SHORT TASK>
Repeat every record below exactly, but leave out any pictures.

━━ STORED ROWS ━━

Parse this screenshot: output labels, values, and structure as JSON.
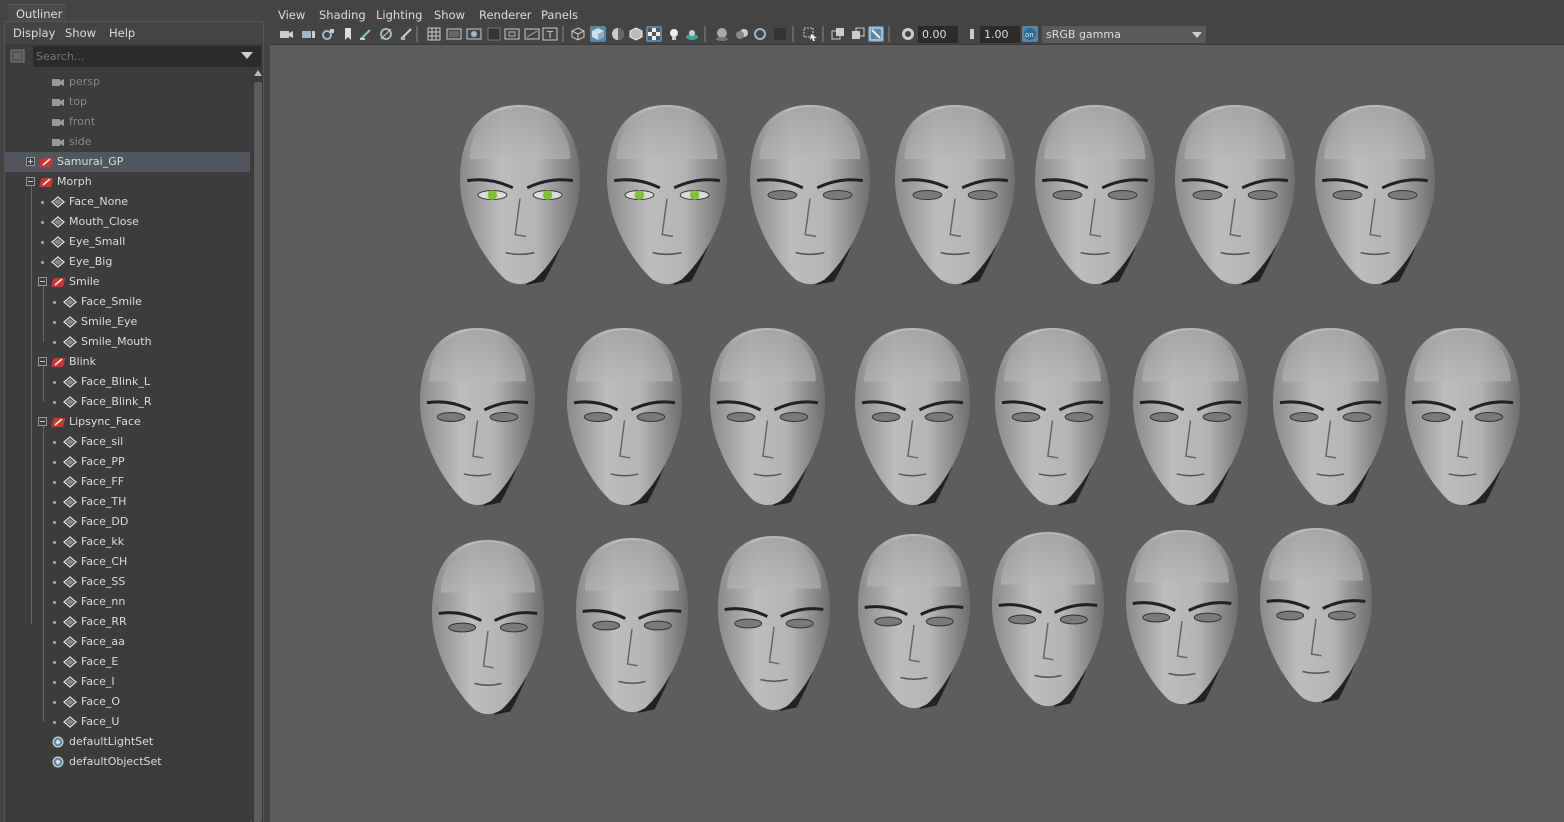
{
  "outliner": {
    "tab_label": "Outliner",
    "menu": [
      "Display",
      "Show",
      "Help"
    ],
    "search_placeholder": "Search...",
    "items": [
      {
        "label": "persp",
        "kind": "camera",
        "depth": 0
      },
      {
        "label": "top",
        "kind": "camera",
        "depth": 0
      },
      {
        "label": "front",
        "kind": "camera",
        "depth": 0
      },
      {
        "label": "side",
        "kind": "camera",
        "depth": 0
      },
      {
        "label": "Samurai_GP",
        "kind": "group",
        "depth": 0,
        "expander": "plus",
        "selected": true
      },
      {
        "label": "Morph",
        "kind": "group",
        "depth": 0,
        "expander": "minus"
      },
      {
        "label": "Face_None",
        "kind": "mesh",
        "depth": 1
      },
      {
        "label": "Mouth_Close",
        "kind": "mesh",
        "depth": 1
      },
      {
        "label": "Eye_Small",
        "kind": "mesh",
        "depth": 1
      },
      {
        "label": "Eye_Big",
        "kind": "mesh",
        "depth": 1
      },
      {
        "label": "Smile",
        "kind": "group",
        "depth": 1,
        "expander": "minus"
      },
      {
        "label": "Face_Smile",
        "kind": "mesh",
        "depth": 2
      },
      {
        "label": "Smile_Eye",
        "kind": "mesh",
        "depth": 2
      },
      {
        "label": "Smile_Mouth",
        "kind": "mesh",
        "depth": 2
      },
      {
        "label": "Blink",
        "kind": "group",
        "depth": 1,
        "expander": "minus"
      },
      {
        "label": "Face_Blink_L",
        "kind": "mesh",
        "depth": 2
      },
      {
        "label": "Face_Blink_R",
        "kind": "mesh",
        "depth": 2
      },
      {
        "label": "Lipsync_Face",
        "kind": "group",
        "depth": 1,
        "expander": "minus"
      },
      {
        "label": "Face_sil",
        "kind": "mesh",
        "depth": 2
      },
      {
        "label": "Face_PP",
        "kind": "mesh",
        "depth": 2
      },
      {
        "label": "Face_FF",
        "kind": "mesh",
        "depth": 2
      },
      {
        "label": "Face_TH",
        "kind": "mesh",
        "depth": 2
      },
      {
        "label": "Face_DD",
        "kind": "mesh",
        "depth": 2
      },
      {
        "label": "Face_kk",
        "kind": "mesh",
        "depth": 2
      },
      {
        "label": "Face_CH",
        "kind": "mesh",
        "depth": 2
      },
      {
        "label": "Face_SS",
        "kind": "mesh",
        "depth": 2
      },
      {
        "label": "Face_nn",
        "kind": "mesh",
        "depth": 2
      },
      {
        "label": "Face_RR",
        "kind": "mesh",
        "depth": 2
      },
      {
        "label": "Face_aa",
        "kind": "mesh",
        "depth": 2
      },
      {
        "label": "Face_E",
        "kind": "mesh",
        "depth": 2
      },
      {
        "label": "Face_I",
        "kind": "mesh",
        "depth": 2
      },
      {
        "label": "Face_O",
        "kind": "mesh",
        "depth": 2
      },
      {
        "label": "Face_U",
        "kind": "mesh",
        "depth": 2
      },
      {
        "label": "defaultLightSet",
        "kind": "set",
        "depth": 0
      },
      {
        "label": "defaultObjectSet",
        "kind": "set",
        "depth": 0
      }
    ]
  },
  "viewport": {
    "menu": [
      "View",
      "Shading",
      "Lighting",
      "Show",
      "Renderer",
      "Panels"
    ],
    "exposure": "0.00",
    "gamma": "1.00",
    "color_space": "sRGB gamma",
    "face_rows": [
      7,
      8,
      7
    ]
  },
  "colors": {
    "selection": "#52565c",
    "toolbar_active": "#5a86a8",
    "canvas_bg": "#5d5d5d",
    "eye_green": "#7fc23a"
  }
}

━━━

SOLUTION TO THIS TASK>
Parse this screenshot: output labels, values, and structure as JSON.
{
  "outliner": {
    "tab_label": "Outliner",
    "menu": [
      "Display",
      "Show",
      "Help"
    ],
    "search_placeholder": "Search...",
    "items": [
      {
        "label": "persp",
        "kind": "camera",
        "depth": 0
      },
      {
        "label": "top",
        "kind": "camera",
        "depth": 0
      },
      {
        "label": "front",
        "kind": "camera",
        "depth": 0
      },
      {
        "label": "side",
        "kind": "camera",
        "depth": 0
      },
      {
        "label": "Samurai_GP",
        "kind": "group",
        "depth": 0,
        "expander": "plus",
        "selected": true
      },
      {
        "label": "Morph",
        "kind": "group",
        "depth": 0,
        "expander": "minus"
      },
      {
        "label": "Face_None",
        "kind": "mesh",
        "depth": 1
      },
      {
        "label": "Mouth_Close",
        "kind": "mesh",
        "depth": 1
      },
      {
        "label": "Eye_Small",
        "kind": "mesh",
        "depth": 1
      },
      {
        "label": "Eye_Big",
        "kind": "mesh",
        "depth": 1
      },
      {
        "label": "Smile",
        "kind": "group",
        "depth": 1,
        "expander": "minus"
      },
      {
        "label": "Face_Smile",
        "kind": "mesh",
        "depth": 2
      },
      {
        "label": "Smile_Eye",
        "kind": "mesh",
        "depth": 2
      },
      {
        "label": "Smile_Mouth",
        "kind": "mesh",
        "depth": 2
      },
      {
        "label": "Blink",
        "kind": "group",
        "depth": 1,
        "expander": "minus"
      },
      {
        "label": "Face_Blink_L",
        "kind": "mesh",
        "depth": 2
      },
      {
        "label": "Face_Blink_R",
        "kind": "mesh",
        "depth": 2
      },
      {
        "label": "Lipsync_Face",
        "kind": "group",
        "depth": 1,
        "expander": "minus"
      },
      {
        "label": "Face_sil",
        "kind": "mesh",
        "depth": 2
      },
      {
        "label": "Face_PP",
        "kind": "mesh",
        "depth": 2
      },
      {
        "label": "Face_FF",
        "kind": "mesh",
        "depth": 2
      },
      {
        "label": "Face_TH",
        "kind": "mesh",
        "depth": 2
      },
      {
        "label": "Face_DD",
        "kind": "mesh",
        "depth": 2
      },
      {
        "label": "Face_kk",
        "kind": "mesh",
        "depth": 2
      },
      {
        "label": "Face_CH",
        "kind": "mesh",
        "depth": 2
      },
      {
        "label": "Face_SS",
        "kind": "mesh",
        "depth": 2
      },
      {
        "label": "Face_nn",
        "kind": "mesh",
        "depth": 2
      },
      {
        "label": "Face_RR",
        "kind": "mesh",
        "depth": 2
      },
      {
        "label": "Face_aa",
        "kind": "mesh",
        "depth": 2
      },
      {
        "label": "Face_E",
        "kind": "mesh",
        "depth": 2
      },
      {
        "label": "Face_I",
        "kind": "mesh",
        "depth": 2
      },
      {
        "label": "Face_O",
        "kind": "mesh",
        "depth": 2
      },
      {
        "label": "Face_U",
        "kind": "mesh",
        "depth": 2
      },
      {
        "label": "defaultLightSet",
        "kind": "set",
        "depth": 0
      },
      {
        "label": "defaultObjectSet",
        "kind": "set",
        "depth": 0
      }
    ]
  },
  "viewport": {
    "menu": [
      "View",
      "Shading",
      "Lighting",
      "Show",
      "Renderer",
      "Panels"
    ],
    "exposure": "0.00",
    "gamma": "1.00",
    "color_space": "sRGB gamma",
    "face_rows": [
      7,
      8,
      7
    ]
  },
  "colors": {
    "selection": "#52565c",
    "toolbar_active": "#5a86a8",
    "canvas_bg": "#5d5d5d",
    "eye_green": "#7fc23a"
  }
}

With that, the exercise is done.